Every line in the records below with the string "Calcium" is to be copied out.

Records to process: Begin

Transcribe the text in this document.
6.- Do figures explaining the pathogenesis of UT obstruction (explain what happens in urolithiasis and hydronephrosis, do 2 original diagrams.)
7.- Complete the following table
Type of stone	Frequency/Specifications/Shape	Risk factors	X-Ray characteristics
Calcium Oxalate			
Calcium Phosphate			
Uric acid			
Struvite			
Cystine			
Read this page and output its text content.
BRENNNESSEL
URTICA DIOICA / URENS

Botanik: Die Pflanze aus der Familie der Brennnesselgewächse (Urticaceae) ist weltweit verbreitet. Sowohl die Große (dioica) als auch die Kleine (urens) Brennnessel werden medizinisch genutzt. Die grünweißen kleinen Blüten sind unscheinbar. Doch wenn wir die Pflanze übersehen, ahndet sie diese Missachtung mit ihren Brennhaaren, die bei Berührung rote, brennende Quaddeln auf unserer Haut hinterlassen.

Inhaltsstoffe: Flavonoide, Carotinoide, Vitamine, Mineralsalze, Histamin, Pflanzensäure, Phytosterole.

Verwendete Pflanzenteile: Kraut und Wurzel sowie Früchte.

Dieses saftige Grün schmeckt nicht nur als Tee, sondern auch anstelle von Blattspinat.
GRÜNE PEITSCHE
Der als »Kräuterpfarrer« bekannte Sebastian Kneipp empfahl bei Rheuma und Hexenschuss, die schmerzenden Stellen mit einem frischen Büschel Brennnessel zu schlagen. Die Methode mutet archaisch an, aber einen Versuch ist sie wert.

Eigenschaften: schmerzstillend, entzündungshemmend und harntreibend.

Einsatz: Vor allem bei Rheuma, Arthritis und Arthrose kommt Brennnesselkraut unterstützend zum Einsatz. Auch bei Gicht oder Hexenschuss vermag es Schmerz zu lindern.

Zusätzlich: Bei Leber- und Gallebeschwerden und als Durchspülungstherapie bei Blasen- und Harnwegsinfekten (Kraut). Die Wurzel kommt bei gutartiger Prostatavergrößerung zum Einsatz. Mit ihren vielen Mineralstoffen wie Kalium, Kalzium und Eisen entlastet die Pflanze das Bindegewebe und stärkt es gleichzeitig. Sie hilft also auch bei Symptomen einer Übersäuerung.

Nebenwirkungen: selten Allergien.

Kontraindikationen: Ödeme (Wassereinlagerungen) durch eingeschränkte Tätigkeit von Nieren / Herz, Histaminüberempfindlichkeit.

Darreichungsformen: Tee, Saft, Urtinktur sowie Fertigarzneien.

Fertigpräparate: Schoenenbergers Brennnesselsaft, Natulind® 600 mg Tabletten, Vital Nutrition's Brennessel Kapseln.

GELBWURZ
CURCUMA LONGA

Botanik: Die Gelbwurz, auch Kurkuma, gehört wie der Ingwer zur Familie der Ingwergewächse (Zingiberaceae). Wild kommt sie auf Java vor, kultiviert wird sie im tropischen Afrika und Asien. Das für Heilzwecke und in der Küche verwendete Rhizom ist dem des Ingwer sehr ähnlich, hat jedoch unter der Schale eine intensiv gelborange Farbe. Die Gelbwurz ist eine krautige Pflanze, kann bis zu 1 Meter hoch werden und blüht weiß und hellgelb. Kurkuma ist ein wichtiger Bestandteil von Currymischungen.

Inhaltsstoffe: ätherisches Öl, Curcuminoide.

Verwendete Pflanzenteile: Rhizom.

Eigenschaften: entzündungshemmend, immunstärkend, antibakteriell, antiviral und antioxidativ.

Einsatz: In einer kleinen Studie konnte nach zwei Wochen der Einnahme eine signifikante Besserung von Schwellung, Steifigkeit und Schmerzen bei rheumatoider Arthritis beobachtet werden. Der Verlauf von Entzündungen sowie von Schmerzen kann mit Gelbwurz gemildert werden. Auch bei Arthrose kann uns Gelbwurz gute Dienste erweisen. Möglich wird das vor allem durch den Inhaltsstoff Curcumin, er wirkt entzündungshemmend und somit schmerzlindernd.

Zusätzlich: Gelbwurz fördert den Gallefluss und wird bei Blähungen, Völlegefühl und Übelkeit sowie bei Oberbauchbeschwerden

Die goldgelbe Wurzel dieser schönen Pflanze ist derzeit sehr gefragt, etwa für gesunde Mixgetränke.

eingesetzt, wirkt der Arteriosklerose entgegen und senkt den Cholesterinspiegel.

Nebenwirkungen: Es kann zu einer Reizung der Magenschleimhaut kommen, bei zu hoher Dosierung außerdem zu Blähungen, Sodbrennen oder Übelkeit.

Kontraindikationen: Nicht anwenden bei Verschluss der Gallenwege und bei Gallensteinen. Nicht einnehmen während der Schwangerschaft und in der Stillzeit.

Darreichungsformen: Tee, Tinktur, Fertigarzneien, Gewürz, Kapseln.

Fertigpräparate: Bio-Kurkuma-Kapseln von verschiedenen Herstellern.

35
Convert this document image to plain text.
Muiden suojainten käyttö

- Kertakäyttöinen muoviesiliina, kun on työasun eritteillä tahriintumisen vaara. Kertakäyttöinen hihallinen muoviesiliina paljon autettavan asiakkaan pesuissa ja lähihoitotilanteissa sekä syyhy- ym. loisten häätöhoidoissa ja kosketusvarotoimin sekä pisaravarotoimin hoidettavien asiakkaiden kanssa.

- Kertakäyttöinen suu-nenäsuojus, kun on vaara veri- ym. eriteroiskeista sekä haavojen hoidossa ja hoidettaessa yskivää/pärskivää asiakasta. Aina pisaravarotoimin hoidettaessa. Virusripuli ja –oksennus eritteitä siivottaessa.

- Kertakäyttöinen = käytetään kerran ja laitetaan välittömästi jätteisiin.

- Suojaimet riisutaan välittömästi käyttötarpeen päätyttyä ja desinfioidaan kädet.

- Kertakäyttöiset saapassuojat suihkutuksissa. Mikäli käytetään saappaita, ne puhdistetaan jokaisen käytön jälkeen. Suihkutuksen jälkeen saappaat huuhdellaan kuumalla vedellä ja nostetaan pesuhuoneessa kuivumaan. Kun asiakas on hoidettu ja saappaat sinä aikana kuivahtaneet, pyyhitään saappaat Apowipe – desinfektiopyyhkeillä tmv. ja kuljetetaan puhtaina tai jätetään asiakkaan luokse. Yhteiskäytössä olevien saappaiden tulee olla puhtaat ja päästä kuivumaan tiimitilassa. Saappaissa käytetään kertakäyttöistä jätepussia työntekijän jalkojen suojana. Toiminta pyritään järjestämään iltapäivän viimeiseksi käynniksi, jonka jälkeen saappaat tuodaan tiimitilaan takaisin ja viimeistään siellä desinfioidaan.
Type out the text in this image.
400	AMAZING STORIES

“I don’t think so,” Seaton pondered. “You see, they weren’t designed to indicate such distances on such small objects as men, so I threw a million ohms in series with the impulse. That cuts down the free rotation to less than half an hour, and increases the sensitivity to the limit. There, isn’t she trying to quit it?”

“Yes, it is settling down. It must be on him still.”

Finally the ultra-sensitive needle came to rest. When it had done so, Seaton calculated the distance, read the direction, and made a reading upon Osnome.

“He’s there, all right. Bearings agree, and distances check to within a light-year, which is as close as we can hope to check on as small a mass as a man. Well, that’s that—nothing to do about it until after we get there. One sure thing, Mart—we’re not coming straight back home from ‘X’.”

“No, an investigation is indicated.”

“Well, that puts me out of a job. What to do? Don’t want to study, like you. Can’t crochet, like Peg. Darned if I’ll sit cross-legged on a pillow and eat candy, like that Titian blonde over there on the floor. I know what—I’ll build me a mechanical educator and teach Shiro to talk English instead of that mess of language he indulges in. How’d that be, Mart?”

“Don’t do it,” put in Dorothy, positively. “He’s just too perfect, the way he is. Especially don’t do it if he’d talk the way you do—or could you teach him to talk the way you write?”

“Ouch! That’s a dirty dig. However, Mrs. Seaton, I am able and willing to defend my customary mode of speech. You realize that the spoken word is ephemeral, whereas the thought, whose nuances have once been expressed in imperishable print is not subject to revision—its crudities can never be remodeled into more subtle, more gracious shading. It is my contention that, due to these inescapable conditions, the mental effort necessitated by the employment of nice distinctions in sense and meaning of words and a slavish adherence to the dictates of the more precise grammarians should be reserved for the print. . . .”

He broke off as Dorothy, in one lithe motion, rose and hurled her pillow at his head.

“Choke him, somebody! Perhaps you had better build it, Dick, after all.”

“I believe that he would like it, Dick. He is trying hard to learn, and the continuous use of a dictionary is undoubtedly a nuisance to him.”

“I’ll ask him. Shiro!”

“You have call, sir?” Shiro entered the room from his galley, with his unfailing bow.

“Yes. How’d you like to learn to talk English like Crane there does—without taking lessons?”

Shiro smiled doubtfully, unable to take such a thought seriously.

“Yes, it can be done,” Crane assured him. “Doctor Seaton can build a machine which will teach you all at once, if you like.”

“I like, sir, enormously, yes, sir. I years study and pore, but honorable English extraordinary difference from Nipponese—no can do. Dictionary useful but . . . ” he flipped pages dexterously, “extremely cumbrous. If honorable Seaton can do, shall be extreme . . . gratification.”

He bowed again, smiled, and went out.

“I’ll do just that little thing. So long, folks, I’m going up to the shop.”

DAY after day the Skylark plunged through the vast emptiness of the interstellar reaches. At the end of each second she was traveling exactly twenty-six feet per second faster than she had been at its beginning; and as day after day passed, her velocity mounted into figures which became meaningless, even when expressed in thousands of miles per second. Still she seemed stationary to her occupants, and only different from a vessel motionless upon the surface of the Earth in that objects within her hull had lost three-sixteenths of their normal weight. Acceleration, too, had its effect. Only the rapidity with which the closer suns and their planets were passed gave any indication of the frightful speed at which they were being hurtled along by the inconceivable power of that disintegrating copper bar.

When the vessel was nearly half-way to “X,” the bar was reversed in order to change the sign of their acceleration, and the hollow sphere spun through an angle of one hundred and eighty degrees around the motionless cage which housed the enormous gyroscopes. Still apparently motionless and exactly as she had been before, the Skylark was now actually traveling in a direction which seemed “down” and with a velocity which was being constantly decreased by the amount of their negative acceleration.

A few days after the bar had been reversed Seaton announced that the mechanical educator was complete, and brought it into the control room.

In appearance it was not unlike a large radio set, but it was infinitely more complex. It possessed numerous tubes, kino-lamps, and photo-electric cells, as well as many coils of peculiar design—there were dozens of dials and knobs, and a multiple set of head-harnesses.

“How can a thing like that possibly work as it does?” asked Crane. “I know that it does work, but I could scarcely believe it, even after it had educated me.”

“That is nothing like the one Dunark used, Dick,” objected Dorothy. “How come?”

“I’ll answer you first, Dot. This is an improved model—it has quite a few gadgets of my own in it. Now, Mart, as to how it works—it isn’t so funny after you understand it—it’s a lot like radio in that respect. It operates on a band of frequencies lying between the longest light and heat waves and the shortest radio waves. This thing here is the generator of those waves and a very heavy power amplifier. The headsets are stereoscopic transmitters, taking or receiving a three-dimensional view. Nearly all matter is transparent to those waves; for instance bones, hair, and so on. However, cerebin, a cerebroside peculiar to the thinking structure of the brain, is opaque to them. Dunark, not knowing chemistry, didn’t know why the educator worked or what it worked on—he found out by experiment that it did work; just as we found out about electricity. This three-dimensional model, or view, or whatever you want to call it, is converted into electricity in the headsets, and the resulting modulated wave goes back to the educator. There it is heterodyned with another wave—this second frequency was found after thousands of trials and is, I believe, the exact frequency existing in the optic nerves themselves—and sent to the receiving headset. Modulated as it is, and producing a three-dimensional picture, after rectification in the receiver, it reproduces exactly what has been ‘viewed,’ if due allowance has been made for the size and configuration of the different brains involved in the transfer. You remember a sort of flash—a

Records to process: End

■ Exercise solution ■
Calcium Oxalate			
Calcium Phosphate			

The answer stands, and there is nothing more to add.